Written request a
In the lasagne article, which chef does Ursini credit with the original 100-layer lasagne?

Source document
“You don’t create much nowadays,” says Adelaide-born chef Andre Ursini, MasterChef alumnus and the man behind Andre’s Cucina and Polenta Bar. “We didn’t create it,” he says matter-of-factly, speaking to Broadsheet about his 100-layer lasagne.
“It’s owed to Mario Batali,” a celebrity chef who runs an upmarket Italian restaurant in New York City – Del Posto. “This is my interpretation of his dish,” says Ursini.
When his Frome Street eatery opened nearly seven years ago, it was a trailblazer in Adelaide’s wave of shared European cuisine. And it’s this constant reinvention that calls for dishes such as the 100-layer lasagne. “Every week we play around with different things,” says Ursini, referring in part to the work of his research and development chef, Laura Cassai.
“Lasagne’s a celebratory dish in our family,” says Ursini. But this is a far cry from what Nonna brings to the table. Only a part of his repertoire since mid-2016, the 100-layer lasagne has a three-or-four-day turn-around time. We visit his Prospect test kitchen to take a look at how the labour-intensive dish comes together.
THE PASTA
A good lasagne rests on the quality of its fresh pasta sheets. Ursini and his team use the “same recipe [as for] normal pasta”, though it’s laminated a bit more, he says. It’s a process that involves folding the dough into a smaller parcel and feeding it back into the pasta machine.
“You’ve got to roll [each sheet] to get it as thin as possible,” says Cassai. Working each pasta sheet to “translucence” requires discipline. “That’s the art of pasta-making,” says Ursini. “There’s a fine line between it breaking and it being delicate in the mouth.”

Extracted material
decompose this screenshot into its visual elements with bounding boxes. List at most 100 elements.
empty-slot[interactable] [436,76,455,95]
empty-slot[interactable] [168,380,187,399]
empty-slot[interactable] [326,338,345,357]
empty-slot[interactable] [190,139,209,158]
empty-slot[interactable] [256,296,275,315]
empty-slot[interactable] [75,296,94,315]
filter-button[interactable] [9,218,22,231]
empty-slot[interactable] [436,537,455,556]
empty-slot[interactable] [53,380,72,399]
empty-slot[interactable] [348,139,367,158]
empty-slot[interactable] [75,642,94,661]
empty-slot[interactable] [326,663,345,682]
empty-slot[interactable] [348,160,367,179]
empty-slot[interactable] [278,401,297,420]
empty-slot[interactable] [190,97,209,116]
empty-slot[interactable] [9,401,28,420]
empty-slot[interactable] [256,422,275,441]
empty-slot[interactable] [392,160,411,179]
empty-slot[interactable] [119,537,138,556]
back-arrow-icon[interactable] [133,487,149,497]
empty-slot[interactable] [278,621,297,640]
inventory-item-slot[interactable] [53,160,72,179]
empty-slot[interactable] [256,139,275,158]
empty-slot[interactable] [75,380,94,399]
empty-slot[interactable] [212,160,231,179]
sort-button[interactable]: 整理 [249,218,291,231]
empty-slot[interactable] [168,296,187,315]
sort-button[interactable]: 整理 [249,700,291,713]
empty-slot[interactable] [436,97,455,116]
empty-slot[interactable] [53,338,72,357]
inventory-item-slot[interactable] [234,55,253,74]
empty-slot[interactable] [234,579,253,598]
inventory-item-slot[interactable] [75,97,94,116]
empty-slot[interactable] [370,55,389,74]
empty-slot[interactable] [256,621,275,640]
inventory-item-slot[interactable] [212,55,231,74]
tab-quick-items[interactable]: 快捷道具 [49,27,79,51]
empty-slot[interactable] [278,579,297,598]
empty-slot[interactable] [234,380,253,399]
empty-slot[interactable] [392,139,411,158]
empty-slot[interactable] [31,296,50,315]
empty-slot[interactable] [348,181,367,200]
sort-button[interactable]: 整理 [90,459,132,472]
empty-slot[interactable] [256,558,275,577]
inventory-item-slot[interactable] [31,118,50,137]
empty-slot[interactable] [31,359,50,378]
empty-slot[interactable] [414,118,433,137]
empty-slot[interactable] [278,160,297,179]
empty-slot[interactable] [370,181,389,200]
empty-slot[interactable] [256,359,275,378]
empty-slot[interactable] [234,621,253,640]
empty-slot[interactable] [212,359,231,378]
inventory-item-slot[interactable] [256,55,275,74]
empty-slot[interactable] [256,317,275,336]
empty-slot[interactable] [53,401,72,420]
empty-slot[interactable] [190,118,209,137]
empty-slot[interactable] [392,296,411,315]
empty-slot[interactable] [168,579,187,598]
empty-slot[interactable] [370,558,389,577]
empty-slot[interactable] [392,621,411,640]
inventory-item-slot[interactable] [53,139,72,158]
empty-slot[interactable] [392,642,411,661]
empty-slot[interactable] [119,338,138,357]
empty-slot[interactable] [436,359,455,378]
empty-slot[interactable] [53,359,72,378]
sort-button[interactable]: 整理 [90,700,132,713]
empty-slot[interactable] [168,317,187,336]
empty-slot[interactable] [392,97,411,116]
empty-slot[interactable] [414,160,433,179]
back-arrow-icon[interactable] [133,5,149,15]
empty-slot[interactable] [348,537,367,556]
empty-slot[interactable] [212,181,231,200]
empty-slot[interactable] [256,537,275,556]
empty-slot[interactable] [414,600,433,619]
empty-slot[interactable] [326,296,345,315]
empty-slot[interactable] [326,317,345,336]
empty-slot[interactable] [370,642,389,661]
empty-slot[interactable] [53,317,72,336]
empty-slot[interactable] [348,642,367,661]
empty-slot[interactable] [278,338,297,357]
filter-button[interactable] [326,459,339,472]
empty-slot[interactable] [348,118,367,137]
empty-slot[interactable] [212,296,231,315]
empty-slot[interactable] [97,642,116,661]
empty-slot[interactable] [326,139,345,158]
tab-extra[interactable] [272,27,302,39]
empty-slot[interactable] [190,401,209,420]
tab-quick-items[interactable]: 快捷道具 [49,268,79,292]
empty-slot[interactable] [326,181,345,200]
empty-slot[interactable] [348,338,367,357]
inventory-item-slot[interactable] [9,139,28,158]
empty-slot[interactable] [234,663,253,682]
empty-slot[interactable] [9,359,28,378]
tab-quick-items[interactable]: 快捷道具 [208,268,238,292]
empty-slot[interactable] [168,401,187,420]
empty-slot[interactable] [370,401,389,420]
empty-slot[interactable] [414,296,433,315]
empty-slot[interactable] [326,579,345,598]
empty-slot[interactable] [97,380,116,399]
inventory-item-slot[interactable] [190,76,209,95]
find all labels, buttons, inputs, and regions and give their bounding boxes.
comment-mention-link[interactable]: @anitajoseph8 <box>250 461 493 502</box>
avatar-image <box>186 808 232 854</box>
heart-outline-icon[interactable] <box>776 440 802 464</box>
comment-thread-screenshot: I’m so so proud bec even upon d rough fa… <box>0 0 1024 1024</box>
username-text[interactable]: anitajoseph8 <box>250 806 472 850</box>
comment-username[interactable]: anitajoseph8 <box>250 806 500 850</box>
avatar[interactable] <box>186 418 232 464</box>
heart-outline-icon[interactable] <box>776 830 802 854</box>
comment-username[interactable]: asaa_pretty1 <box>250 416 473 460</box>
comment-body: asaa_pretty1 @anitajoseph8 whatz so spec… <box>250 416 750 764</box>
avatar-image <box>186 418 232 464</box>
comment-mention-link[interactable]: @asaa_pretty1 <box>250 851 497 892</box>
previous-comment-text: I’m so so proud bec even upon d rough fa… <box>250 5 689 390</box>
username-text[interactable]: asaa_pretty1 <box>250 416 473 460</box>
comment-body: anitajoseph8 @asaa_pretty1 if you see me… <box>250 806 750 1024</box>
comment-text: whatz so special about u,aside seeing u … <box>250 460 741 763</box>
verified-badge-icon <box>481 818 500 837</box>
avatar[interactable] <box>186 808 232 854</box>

Written request b
Reproduce the stretch of the listing from its first line through the line containing "empty-slot[interactable] [256,139,275,158]", with "filter-button" changed to "filter-toggle" and nothing else altered.

Task result a
Mario Batali

Task result b
decompose this screenshot into its visual elements with bounding boxes. List at most 100 elements.
empty-slot[interactable] [436,76,455,95]
empty-slot[interactable] [168,380,187,399]
empty-slot[interactable] [326,338,345,357]
empty-slot[interactable] [190,139,209,158]
empty-slot[interactable] [256,296,275,315]
empty-slot[interactable] [75,296,94,315]
filter-toggle[interactable] [9,218,22,231]
empty-slot[interactable] [436,537,455,556]
empty-slot[interactable] [53,380,72,399]
empty-slot[interactable] [348,139,367,158]
empty-slot[interactable] [75,642,94,661]
empty-slot[interactable] [326,663,345,682]
empty-slot[interactable] [348,160,367,179]
empty-slot[interactable] [278,401,297,420]
empty-slot[interactable] [190,97,209,116]
empty-slot[interactable] [9,401,28,420]
empty-slot[interactable] [256,422,275,441]
empty-slot[interactable] [392,160,411,179]
empty-slot[interactable] [119,537,138,556]
back-arrow-icon[interactable] [133,487,149,497]
empty-slot[interactable] [278,621,297,640]
inventory-item-slot[interactable] [53,160,72,179]
empty-slot[interactable] [256,139,275,158]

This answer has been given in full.